What is expected =>
Write out each entry again. Keep every word exactly as it is.
***** Task data *****
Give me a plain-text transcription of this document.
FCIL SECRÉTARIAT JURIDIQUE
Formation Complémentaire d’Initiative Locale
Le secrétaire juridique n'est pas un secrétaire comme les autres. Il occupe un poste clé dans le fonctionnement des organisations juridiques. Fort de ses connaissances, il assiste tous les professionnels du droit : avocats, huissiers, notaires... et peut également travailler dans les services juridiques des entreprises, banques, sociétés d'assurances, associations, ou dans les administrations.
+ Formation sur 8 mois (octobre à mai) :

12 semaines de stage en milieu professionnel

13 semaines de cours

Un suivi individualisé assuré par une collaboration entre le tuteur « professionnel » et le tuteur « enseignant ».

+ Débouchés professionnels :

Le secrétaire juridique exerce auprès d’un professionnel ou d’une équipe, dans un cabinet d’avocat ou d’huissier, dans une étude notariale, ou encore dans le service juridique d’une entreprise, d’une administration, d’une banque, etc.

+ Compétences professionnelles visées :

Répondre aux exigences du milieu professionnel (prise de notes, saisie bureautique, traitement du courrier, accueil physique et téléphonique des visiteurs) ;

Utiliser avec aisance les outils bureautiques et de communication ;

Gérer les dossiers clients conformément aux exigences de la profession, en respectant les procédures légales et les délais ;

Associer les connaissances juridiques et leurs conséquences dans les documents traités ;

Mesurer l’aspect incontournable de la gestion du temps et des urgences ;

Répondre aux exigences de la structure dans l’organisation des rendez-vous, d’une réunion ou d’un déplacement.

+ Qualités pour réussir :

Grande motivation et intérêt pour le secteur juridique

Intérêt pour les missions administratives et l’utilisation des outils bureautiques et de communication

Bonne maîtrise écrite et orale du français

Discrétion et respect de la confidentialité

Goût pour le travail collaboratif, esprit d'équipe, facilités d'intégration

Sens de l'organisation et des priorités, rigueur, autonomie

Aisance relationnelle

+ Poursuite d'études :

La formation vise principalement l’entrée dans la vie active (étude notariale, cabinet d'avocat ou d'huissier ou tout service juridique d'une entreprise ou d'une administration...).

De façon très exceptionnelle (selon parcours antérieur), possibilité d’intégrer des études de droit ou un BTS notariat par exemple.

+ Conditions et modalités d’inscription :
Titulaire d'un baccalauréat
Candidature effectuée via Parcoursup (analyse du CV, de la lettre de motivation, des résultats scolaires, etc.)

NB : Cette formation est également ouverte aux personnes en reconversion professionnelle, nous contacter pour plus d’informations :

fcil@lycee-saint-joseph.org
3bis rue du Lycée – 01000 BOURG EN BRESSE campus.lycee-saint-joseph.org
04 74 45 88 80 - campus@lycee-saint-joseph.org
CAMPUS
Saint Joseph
*****
Response to the task =>
Give me a plain-text transcription of this document.
FCIL SECRÉTARIAT JURIDIQUE
Formation Complémentaire d’Initiative Locale
Le secrétaire juridique n'est pas un secrétaire comme les autres. Il occupe un poste clé dans le fonctionnement des organisations juridiques. Fort de ses connaissances, il assiste tous les professionnels du droit : avocats, huissiers, notaires... et peut également travailler dans les services juridiques des entreprises, banques, sociétés d'assurances, associations, ou dans les administrations.
+ Formation sur 8 mois (octobre à mai) :

12 semaines de stage en milieu professionnel

13 semaines de cours

Un suivi individualisé assuré par une collaboration entre le tuteur « professionnel » et le tuteur « enseignant ».

+ Débouchés professionnels :

Le secrétaire juridique exerce auprès d’un professionnel ou d’une équipe, dans un cabinet d’avocat ou d’huissier, dans une étude notariale, ou encore dans le service juridique d’une entreprise, d’une administration, d’une banque, etc.

+ Compétences professionnelles visées :

Répondre aux exigences du milieu professionnel (prise de notes, saisie bureautique, traitement du courrier, accueil physique et téléphonique des visiteurs) ;

Utiliser avec aisance les outils bureautiques et de communication ;

Gérer les dossiers clients conformément aux exigences de la profession, en respectant les procédures légales et les délais ;

Associer les connaissances juridiques et leurs conséquences dans les documents traités ;

Mesurer l’aspect incontournable de la gestion du temps et des urgences ;

Répondre aux exigences de la structure dans l’organisation des rendez-vous, d’une réunion ou d’un déplacement.

+ Qualités pour réussir :

Grande motivation et intérêt pour le secteur juridique

Intérêt pour les missions administratives et l’utilisation des outils bureautiques et de communication

Bonne maîtrise écrite et orale du français

Discrétion et respect de la confidentialité

Goût pour le travail collaboratif, esprit d'équipe, facilités d'intégration

Sens de l'organisation et des priorités, rigueur, autonomie

Aisance relationnelle

+ Poursuite d'études :

La formation vise principalement l’entrée dans la vie active (étude notariale, cabinet d'avocat ou d'huissier ou tout service juridique d'une entreprise ou d'une administration...).

De façon très exceptionnelle (selon parcours antérieur), possibilité d’intégrer des études de droit ou un BTS notariat par exemple.

+ Conditions et modalités d’inscription :
Titulaire d'un baccalauréat
Candidature effectuée via Parcoursup (analyse du CV, de la lettre de motivation, des résultats scolaires, etc.)

NB : Cette formation est également ouverte aux personnes en reconversion professionnelle, nous contacter pour plus d’informations :

fcil@lycee-saint-joseph.org
3bis rue du Lycée – 01000 BOURG EN BRESSE campus.lycee-saint-joseph.org
04 74 45 88 80 - campus@lycee-saint-joseph.org
CAMPUS
Saint Joseph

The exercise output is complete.